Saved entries
----------

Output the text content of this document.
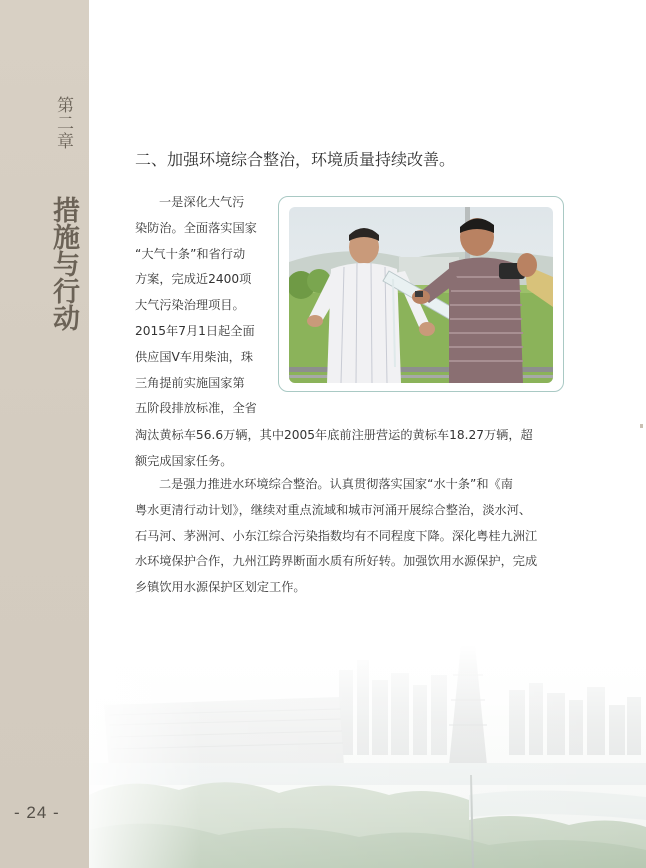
第二章
措施与行动
- 24 -
二、加强环境综合整治，环境质量持续改善。
一是深化大气污
染防治。全面落实国家
“大气十条”和省行动
方案，完成近2400项
大气污染治理项目。
2015年7月1日起全面
供应国V车用柴油，珠
三角提前实施国家第
五阶段排放标准，全省
淘汰黄标车56.6万辆，其中2005年底前注册营运的黄标车18.27万辆，超
额完成国家任务。
二是强力推进水环境综合整治。认真贯彻落实国家“水十条”和《南
粤水更清行动计划》，继续对重点流域和城市河涌开展综合整治，淡水河、
石马河、茅洲河、小东江综合污染指数均有不同程度下降。深化粤桂九洲江
水环境保护合作，九州江跨界断面水质有所好转。加强饮用水源保护，完成
乡镇饮用水源保护区划定工作。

----------

Reproduce every entry exactly, but omit each picture.

Output the text content of this document.
第二章
措施与行动
- 24 -
二、加强环境综合整治，环境质量持续改善。
一是深化大气污
染防治。全面落实国家
“大气十条”和省行动
方案，完成近2400项
大气污染治理项目。
2015年7月1日起全面
供应国V车用柴油，珠
三角提前实施国家第
五阶段排放标准，全省
淘汰黄标车56.6万辆，其中2005年底前注册营运的黄标车18.27万辆，超
额完成国家任务。
二是强力推进水环境综合整治。认真贯彻落实国家“水十条”和《南
粤水更清行动计划》，继续对重点流域和城市河涌开展综合整治，淡水河、
石马河、茅洲河、小东江综合污染指数均有不同程度下降。深化粤桂九洲江
水环境保护合作，九州江跨界断面水质有所好转。加强饮用水源保护，完成
乡镇饮用水源保护区划定工作。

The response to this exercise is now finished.